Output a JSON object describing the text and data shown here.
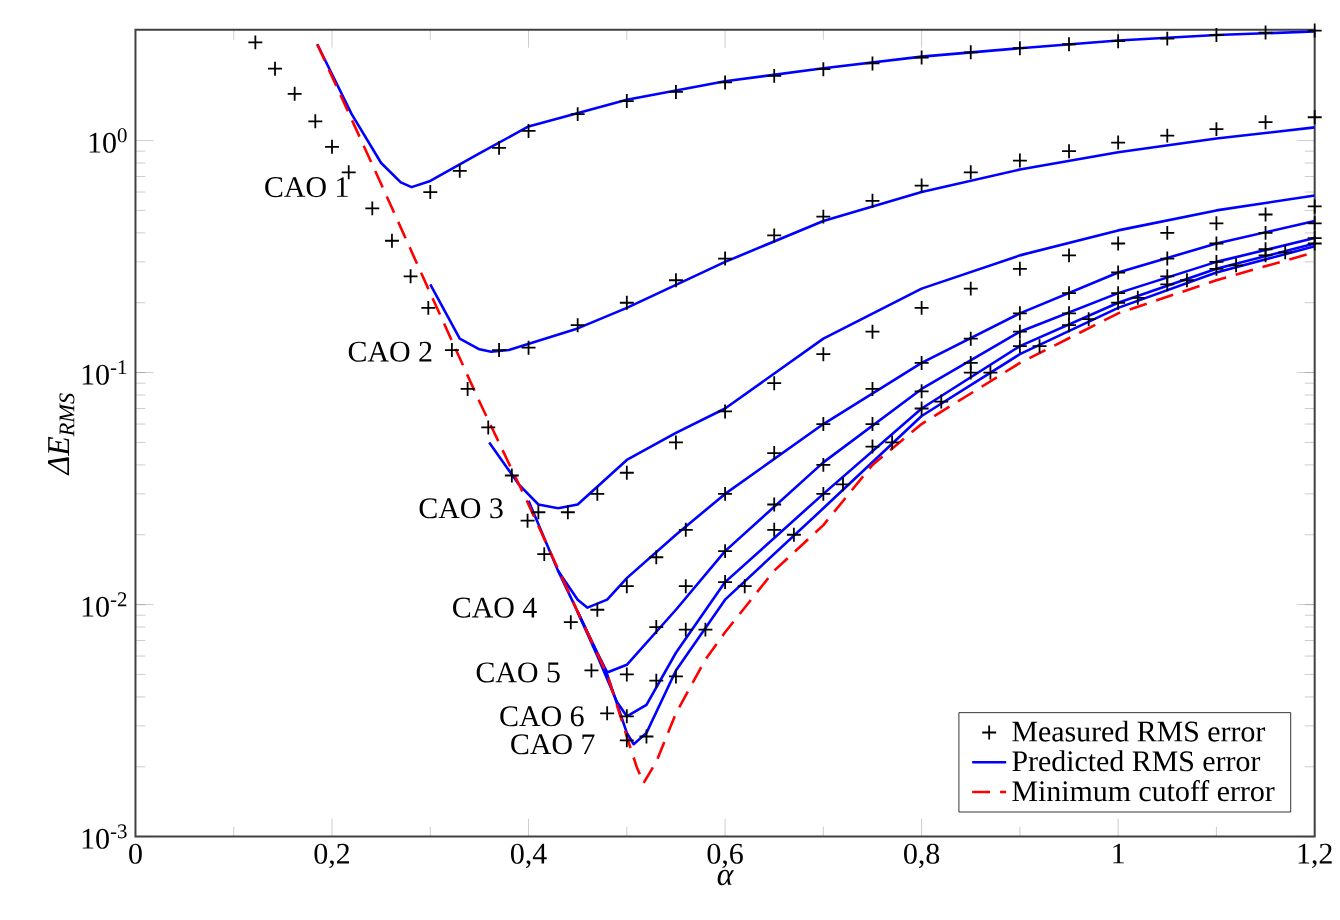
{
  "chart_data": {
    "type": "line",
    "xlabel": "α",
    "ylabel": "ΔE$_{RMS}$",
    "log": "y",
    "grid": false,
    "legend": "bottom right",
    "xlim": [
      0,
      1.2
    ],
    "ylim": [
      0.001,
      3
    ],
    "xticks": [
      0,
      {
        "value": 0.2,
        "label": "0,2"
      },
      {
        "value": 0.4,
        "label": "0,4"
      },
      {
        "value": 0.6,
        "label": "0,6"
      },
      {
        "value": 0.8,
        "label": "0,8"
      },
      1,
      {
        "value": 1.2,
        "label": "1,2"
      }
    ],
    "yticks": [
      {
        "value": 0.001,
        "label": "10$^{-3}$"
      },
      {
        "value": 0.01,
        "label": "10$^{-2}$"
      },
      {
        "value": 0.1,
        "label": "10$^{-1}$"
      },
      {
        "value": 1,
        "label": "10$^{0}$"
      }
    ],
    "series": [
      {
        "name": "Measured RMS error",
        "type": "scatter",
        "marker": "cross",
        "color": "#000000",
        "x": [
          0.122,
          0.142,
          0.162,
          0.183,
          0.2,
          0.217,
          0.241,
          0.261,
          0.28,
          0.298,
          0.322,
          0.338,
          0.359,
          0.383,
          0.399,
          0.416,
          0.443,
          0.464,
          0.48,
          0.5,
          0.3,
          0.33,
          0.37,
          0.4,
          0.45,
          0.5,
          0.55,
          0.6,
          0.65,
          0.7,
          0.75,
          0.8,
          0.85,
          0.9,
          0.95,
          1.0,
          1.05,
          1.1,
          1.15,
          1.2,
          0.37,
          0.4,
          0.45,
          0.5,
          0.55,
          0.6,
          0.65,
          0.7,
          0.75,
          0.8,
          0.85,
          0.9,
          0.95,
          1.0,
          1.05,
          1.1,
          1.15,
          1.2,
          0.41,
          0.44,
          0.47,
          0.5,
          0.55,
          0.6,
          0.65,
          0.7,
          0.75,
          0.8,
          0.85,
          0.9,
          0.95,
          1.0,
          1.05,
          1.1,
          1.15,
          1.2,
          0.47,
          0.5,
          0.53,
          0.56,
          0.6,
          0.65,
          0.7,
          0.75,
          0.8,
          0.85,
          0.9,
          0.95,
          1.0,
          1.05,
          1.1,
          1.15,
          1.2,
          0.5,
          0.53,
          0.56,
          0.6,
          0.65,
          0.7,
          0.75,
          0.8,
          0.85,
          0.9,
          0.95,
          1.0,
          1.05,
          1.1,
          1.15,
          1.2,
          0.5,
          0.53,
          0.56,
          0.6,
          0.65,
          0.7,
          0.75,
          0.8,
          0.85,
          0.9,
          0.95,
          1.0,
          1.05,
          1.1,
          1.15,
          1.2,
          0.52,
          0.55,
          0.58,
          0.62,
          0.67,
          0.72,
          0.77,
          0.82,
          0.87,
          0.92,
          0.97,
          1.02,
          1.07,
          1.12,
          1.17
        ],
        "values": [
          2.65,
          2.04,
          1.59,
          1.21,
          0.94,
          0.73,
          0.51,
          0.37,
          0.26,
          0.19,
          0.125,
          0.085,
          0.058,
          0.036,
          0.023,
          0.0165,
          0.0084,
          0.0052,
          0.0034,
          0.0026,
          0.6,
          0.74,
          0.93,
          1.1,
          1.3,
          1.48,
          1.62,
          1.78,
          1.9,
          2.03,
          2.15,
          2.28,
          2.4,
          2.5,
          2.6,
          2.68,
          2.75,
          2.85,
          2.92,
          2.98,
          0.125,
          0.128,
          0.16,
          0.2,
          0.25,
          0.31,
          0.39,
          0.47,
          0.55,
          0.64,
          0.73,
          0.82,
          0.9,
          0.98,
          1.05,
          1.12,
          1.2,
          1.26,
          0.025,
          0.025,
          0.03,
          0.037,
          0.05,
          0.068,
          0.09,
          0.12,
          0.15,
          0.19,
          0.23,
          0.28,
          0.32,
          0.36,
          0.4,
          0.44,
          0.48,
          0.52,
          0.0095,
          0.012,
          0.016,
          0.021,
          0.03,
          0.045,
          0.06,
          0.085,
          0.11,
          0.14,
          0.18,
          0.22,
          0.27,
          0.31,
          0.36,
          0.4,
          0.44,
          0.005,
          0.008,
          0.012,
          0.017,
          0.027,
          0.04,
          0.06,
          0.083,
          0.11,
          0.15,
          0.18,
          0.22,
          0.26,
          0.3,
          0.34,
          0.38,
          0.0033,
          0.0047,
          0.0078,
          0.0125,
          0.021,
          0.03,
          0.048,
          0.07,
          0.1,
          0.13,
          0.16,
          0.2,
          0.24,
          0.28,
          0.32,
          0.36,
          0.0027,
          0.0049,
          0.0078,
          0.012,
          0.02,
          0.033,
          0.05,
          0.075,
          0.1,
          0.13,
          0.17,
          0.21,
          0.25,
          0.29,
          0.33
        ]
      },
      {
        "name": "Predicted RMS error",
        "color": "#0000ff",
        "line_style": "solid",
        "marker": "none",
        "x": [
          0.185,
          0.22,
          0.25,
          0.27,
          0.281,
          0.3,
          0.35,
          0.4,
          0.5,
          0.6,
          0.7,
          0.8,
          0.9,
          1.0,
          1.1,
          1.2
        ],
        "values": [
          2.6,
          1.3,
          0.8,
          0.66,
          0.63,
          0.67,
          0.88,
          1.15,
          1.5,
          1.8,
          2.05,
          2.3,
          2.5,
          2.7,
          2.85,
          2.95
        ]
      },
      {
        "color": "#0000ff",
        "line_style": "solid",
        "marker": "none",
        "x": [
          0.3,
          0.33,
          0.35,
          0.362,
          0.38,
          0.45,
          0.5,
          0.6,
          0.7,
          0.8,
          0.9,
          1.0,
          1.1,
          1.2
        ],
        "values": [
          0.24,
          0.14,
          0.126,
          0.123,
          0.125,
          0.155,
          0.19,
          0.3,
          0.45,
          0.6,
          0.75,
          0.89,
          1.02,
          1.14
        ]
      },
      {
        "color": "#0000ff",
        "line_style": "solid",
        "marker": "none",
        "x": [
          0.36,
          0.39,
          0.41,
          0.43,
          0.45,
          0.5,
          0.55,
          0.6,
          0.7,
          0.8,
          0.9,
          1.0,
          1.1,
          1.2
        ],
        "values": [
          0.05,
          0.033,
          0.027,
          0.026,
          0.027,
          0.042,
          0.055,
          0.07,
          0.14,
          0.23,
          0.32,
          0.41,
          0.5,
          0.58
        ]
      },
      {
        "color": "#0000ff",
        "line_style": "solid",
        "marker": "none",
        "x": [
          0.4,
          0.43,
          0.45,
          0.46,
          0.48,
          0.5,
          0.55,
          0.6,
          0.7,
          0.8,
          0.9,
          1.0,
          1.1,
          1.2
        ],
        "values": [
          0.028,
          0.014,
          0.0105,
          0.0097,
          0.0105,
          0.013,
          0.02,
          0.03,
          0.06,
          0.11,
          0.18,
          0.27,
          0.36,
          0.45
        ]
      },
      {
        "color": "#0000ff",
        "line_style": "solid",
        "marker": "none",
        "x": [
          0.43,
          0.45,
          0.47,
          0.48,
          0.5,
          0.55,
          0.6,
          0.7,
          0.8,
          0.9,
          1.0,
          1.1,
          1.2
        ],
        "values": [
          0.014,
          0.0093,
          0.0062,
          0.0051,
          0.0055,
          0.0095,
          0.017,
          0.041,
          0.085,
          0.15,
          0.22,
          0.3,
          0.38
        ]
      },
      {
        "color": "#0000ff",
        "line_style": "solid",
        "marker": "none",
        "x": [
          0.45,
          0.47,
          0.49,
          0.5,
          0.52,
          0.55,
          0.6,
          0.7,
          0.8,
          0.9,
          1.0,
          1.1,
          1.2
        ],
        "values": [
          0.0093,
          0.006,
          0.0038,
          0.0033,
          0.0037,
          0.0062,
          0.0125,
          0.03,
          0.07,
          0.13,
          0.2,
          0.28,
          0.36
        ]
      },
      {
        "color": "#0000ff",
        "line_style": "solid",
        "marker": "none",
        "x": [
          0.45,
          0.48,
          0.5,
          0.507,
          0.52,
          0.55,
          0.6,
          0.7,
          0.8,
          0.9,
          1.0,
          1.1,
          1.2
        ],
        "values": [
          0.0093,
          0.005,
          0.0028,
          0.0025,
          0.0028,
          0.0052,
          0.0105,
          0.026,
          0.065,
          0.12,
          0.19,
          0.27,
          0.35
        ]
      },
      {
        "name": "Minimum cutoff error",
        "color": "#ff0000",
        "line_style": "dashed",
        "marker": "none",
        "x": [
          0.185,
          0.25,
          0.3,
          0.35,
          0.4,
          0.45,
          0.48,
          0.5,
          0.51,
          0.517,
          0.53,
          0.55,
          0.58,
          0.6,
          0.65,
          0.7,
          0.75,
          0.8,
          0.9,
          1.0,
          1.1,
          1.2
        ],
        "values": [
          2.6,
          0.65,
          0.22,
          0.075,
          0.027,
          0.0093,
          0.005,
          0.0027,
          0.002,
          0.0017,
          0.0021,
          0.0034,
          0.0058,
          0.0076,
          0.014,
          0.022,
          0.04,
          0.06,
          0.11,
          0.18,
          0.25,
          0.33
        ]
      }
    ],
    "annotations": [
      "CAO 1",
      "CAO 2",
      "CAO 3",
      "CAO 4",
      "CAO 5",
      "CAO 6",
      "CAO 7"
    ]
  }
}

Exercise details: Copy each line that contains the word "error".

Exercise solution:
        "name": "Measured RMS error",
        "name": "Predicted RMS error",
        "name": "Minimum cutoff error",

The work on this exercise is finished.